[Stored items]
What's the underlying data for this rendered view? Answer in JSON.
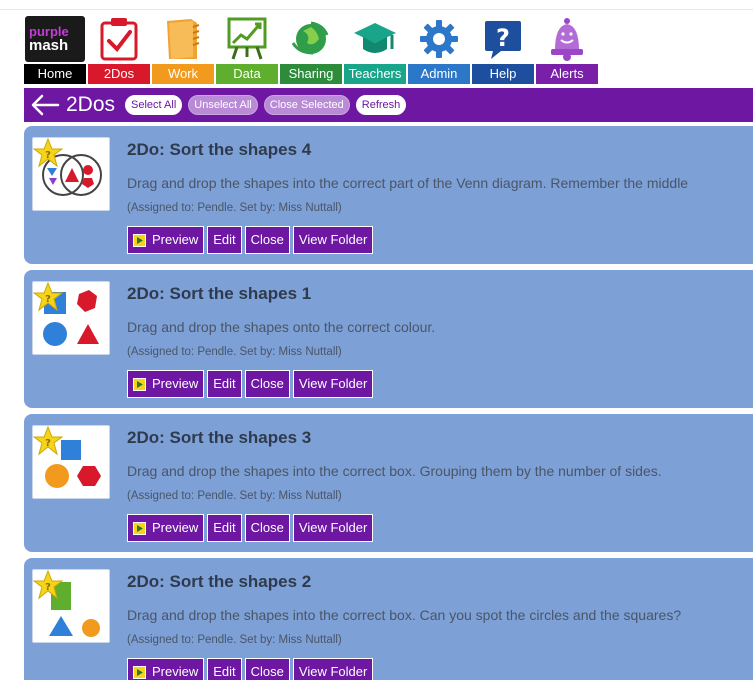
{
  "nav": {
    "items": [
      {
        "label": "Home",
        "color": "#000000"
      },
      {
        "label": "2Dos",
        "color": "#d8192b"
      },
      {
        "label": "Work",
        "color": "#f29a1d"
      },
      {
        "label": "Data",
        "color": "#5fae2d"
      },
      {
        "label": "Sharing",
        "color": "#2d8c3c"
      },
      {
        "label": "Teachers",
        "color": "#18a58a"
      },
      {
        "label": "Admin",
        "color": "#2d77c9"
      },
      {
        "label": "Help",
        "color": "#1e4e9e"
      },
      {
        "label": "Alerts",
        "color": "#7a1fa8"
      }
    ],
    "logo": {
      "line1": "purple",
      "line2": "mash"
    }
  },
  "header": {
    "title": "2Dos",
    "buttons": {
      "select_all": "Select All",
      "unselect_all": "Unselect All",
      "close_selected": "Close Selected",
      "refresh": "Refresh"
    },
    "color": "#6d17a3"
  },
  "actions": {
    "preview": "Preview",
    "edit": "Edit",
    "close": "Close",
    "view_folder": "View Folder"
  },
  "todos": [
    {
      "title": "2Do: Sort the shapes 4",
      "description": "Drag and drop the shapes into the correct part of the Venn diagram. Remember the middle",
      "meta": "(Assigned to: Pendle. Set by: Miss Nuttall)",
      "thumb": "venn-diagram"
    },
    {
      "title": "2Do: Sort the shapes 1",
      "description": "Drag and drop the shapes onto the correct colour.",
      "meta": "(Assigned to: Pendle. Set by: Miss Nuttall)",
      "thumb": "coloured-shapes"
    },
    {
      "title": "2Do: Sort the shapes 3",
      "description": "Drag and drop the shapes into the correct box. Grouping them by the number of sides.",
      "meta": "(Assigned to: Pendle. Set by: Miss Nuttall)",
      "thumb": "sides-shapes"
    },
    {
      "title": "2Do: Sort the shapes 2",
      "description": "Drag and drop the shapes into the correct box. Can you spot the circles and the squares?",
      "meta": "(Assigned to: Pendle. Set by: Miss Nuttall)",
      "thumb": "circles-squares"
    }
  ]
}
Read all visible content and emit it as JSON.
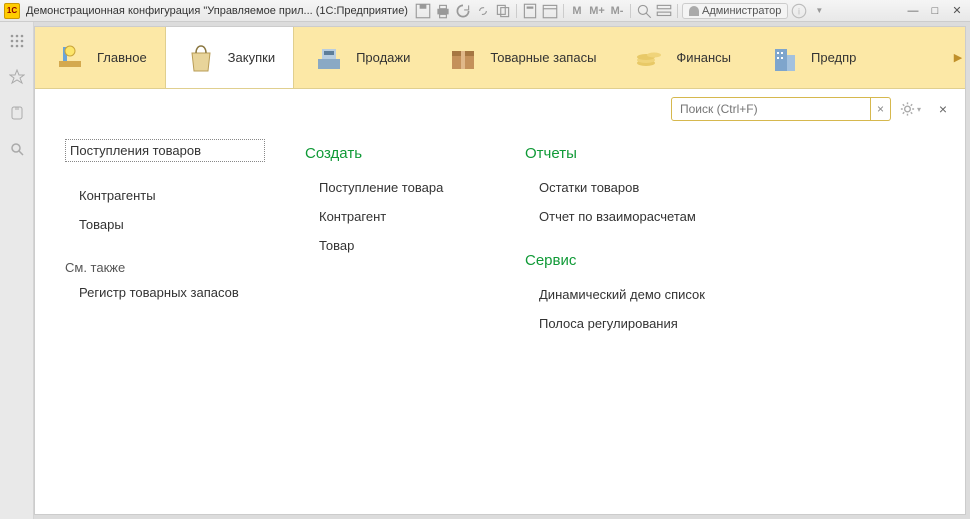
{
  "titlebar": {
    "app_icon_text": "1C",
    "title": "Демонстрационная конфигурация \"Управляемое прил...  (1С:Предприятие)",
    "user_label": "Администратор",
    "memory_buttons": [
      "M",
      "M+",
      "M-"
    ]
  },
  "sections": [
    {
      "label": "Главное",
      "active": false,
      "icon": "desk"
    },
    {
      "label": "Закупки",
      "active": true,
      "icon": "bag"
    },
    {
      "label": "Продажи",
      "active": false,
      "icon": "cashreg"
    },
    {
      "label": "Товарные запасы",
      "active": false,
      "icon": "box"
    },
    {
      "label": "Финансы",
      "active": false,
      "icon": "coins"
    },
    {
      "label": "Предпр",
      "active": false,
      "icon": "building"
    }
  ],
  "search": {
    "placeholder": "Поиск (Ctrl+F)",
    "clear": "×"
  },
  "panel": {
    "col1": {
      "items_top": [
        {
          "label": "Поступления товаров",
          "selected": true
        },
        {
          "label": "Контрагенты",
          "selected": false
        },
        {
          "label": "Товары",
          "selected": false
        }
      ],
      "see_also_header": "См. также",
      "see_also_items": [
        {
          "label": "Регистр товарных запасов"
        }
      ]
    },
    "col2": {
      "header": "Создать",
      "items": [
        {
          "label": "Поступление товара"
        },
        {
          "label": "Контрагент"
        },
        {
          "label": "Товар"
        }
      ]
    },
    "col3": {
      "reports_header": "Отчеты",
      "reports_items": [
        {
          "label": "Остатки товаров"
        },
        {
          "label": "Отчет по взаиморасчетам"
        }
      ],
      "service_header": "Сервис",
      "service_items": [
        {
          "label": "Динамический демо список"
        },
        {
          "label": "Полоса регулирования"
        }
      ]
    }
  }
}
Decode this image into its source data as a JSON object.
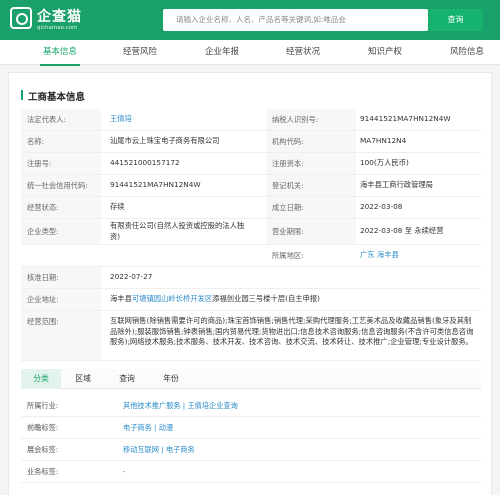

Description of the task: Restate the listing above word for word, and skip the pictures.

Completed exercise:
What's the underlying data for this rendered view? Answer in JSON.
{
  "nav": {
    "items": [
      {
        "label": "Home",
        "color": "#000000"
      },
      {
        "label": "2Dos",
        "color": "#d8192b"
      },
      {
        "label": "Work",
        "color": "#f29a1d"
      },
      {
        "label": "Data",
        "color": "#5fae2d"
      },
      {
        "label": "Sharing",
        "color": "#2d8c3c"
      },
      {
        "label": "Teachers",
        "color": "#18a58a"
      },
      {
        "label": "Admin",
        "color": "#2d77c9"
      },
      {
        "label": "Help",
        "color": "#1e4e9e"
      },
      {
        "label": "Alerts",
        "color": "#7a1fa8"
      }
    ],
    "logo": {
      "line1": "purple",
      "line2": "mash"
    }
  },
  "header": {
    "title": "2Dos",
    "buttons": {
      "select_all": "Select All",
      "unselect_all": "Unselect All",
      "close_selected": "Close Selected",
      "refresh": "Refresh"
    },
    "color": "#6d17a3"
  },
  "actions": {
    "preview": "Preview",
    "edit": "Edit",
    "close": "Close",
    "view_folder": "View Folder"
  },
  "todos": [
    {
      "title": "2Do: Sort the shapes 4",
      "description": "Drag and drop the shapes into the correct part of the Venn diagram. Remember the middle",
      "meta": "(Assigned to: Pendle. Set by: Miss Nuttall)",
      "thumb": "venn-diagram"
    },
    {
      "title": "2Do: Sort the shapes 1",
      "description": "Drag and drop the shapes onto the correct colour.",
      "meta": "(Assigned to: Pendle. Set by: Miss Nuttall)",
      "thumb": "coloured-shapes"
    },
    {
      "title": "2Do: Sort the shapes 3",
      "description": "Drag and drop the shapes into the correct box. Grouping them by the number of sides.",
      "meta": "(Assigned to: Pendle. Set by: Miss Nuttall)",
      "thumb": "sides-shapes"
    },
    {
      "title": "2Do: Sort the shapes 2",
      "description": "Drag and drop the shapes into the correct box. Can you spot the circles and the squares?",
      "meta": "(Assigned to: Pendle. Set by: Miss Nuttall)",
      "thumb": "circles-squares"
    }
  ]
}
Read all visible content and emit it as JSON.
{
  "titlebar": {
    "app_icon_text": "1C",
    "title": "Демонстрационная конфигурация \"Управляемое прил...  (1С:Предприятие)",
    "user_label": "Администратор",
    "memory_buttons": [
      "M",
      "M+",
      "M-"
    ]
  },
  "sections": [
    {
      "label": "Главное",
      "active": false,
      "icon": "desk"
    },
    {
      "label": "Закупки",
      "active": true,
      "icon": "bag"
    },
    {
      "label": "Продажи",
      "active": false,
      "icon": "cashreg"
    },
    {
      "label": "Товарные запасы",
      "active": false,
      "icon": "box"
    },
    {
      "label": "Финансы",
      "active": false,
      "icon": "coins"
    },
    {
      "label": "Предпр",
      "active": false,
      "icon": "building"
    }
  ],
  "search": {
    "placeholder": "Поиск (Ctrl+F)",
    "clear": "×"
  },
  "panel": {
    "col1": {
      "items_top": [
        {
          "label": "Поступления товаров",
          "selected": true
        },
        {
          "label": "Контрагенты",
          "selected": false
        },
        {
          "label": "Товары",
          "selected": false
        }
      ],
      "see_also_header": "См. также",
      "see_also_items": [
        {
          "label": "Регистр товарных запасов"
        }
      ]
    },
    "col2": {
      "header": "Создать",
      "items": [
        {
          "label": "Поступление товара"
        },
        {
          "label": "Контрагент"
        },
        {
          "label": "Товар"
        }
      ]
    },
    "col3": {
      "reports_header": "Отчеты",
      "reports_items": [
        {
          "label": "Остатки товаров"
        },
        {
          "label": "Отчет по взаиморасчетам"
        }
      ],
      "service_header": "Сервис",
      "service_items": [
        {
          "label": "Динамический демо список"
        },
        {
          "label": "Полоса регулирования"
        }
      ]
    }
  }
}
Decode this image into its source data as a JSON object.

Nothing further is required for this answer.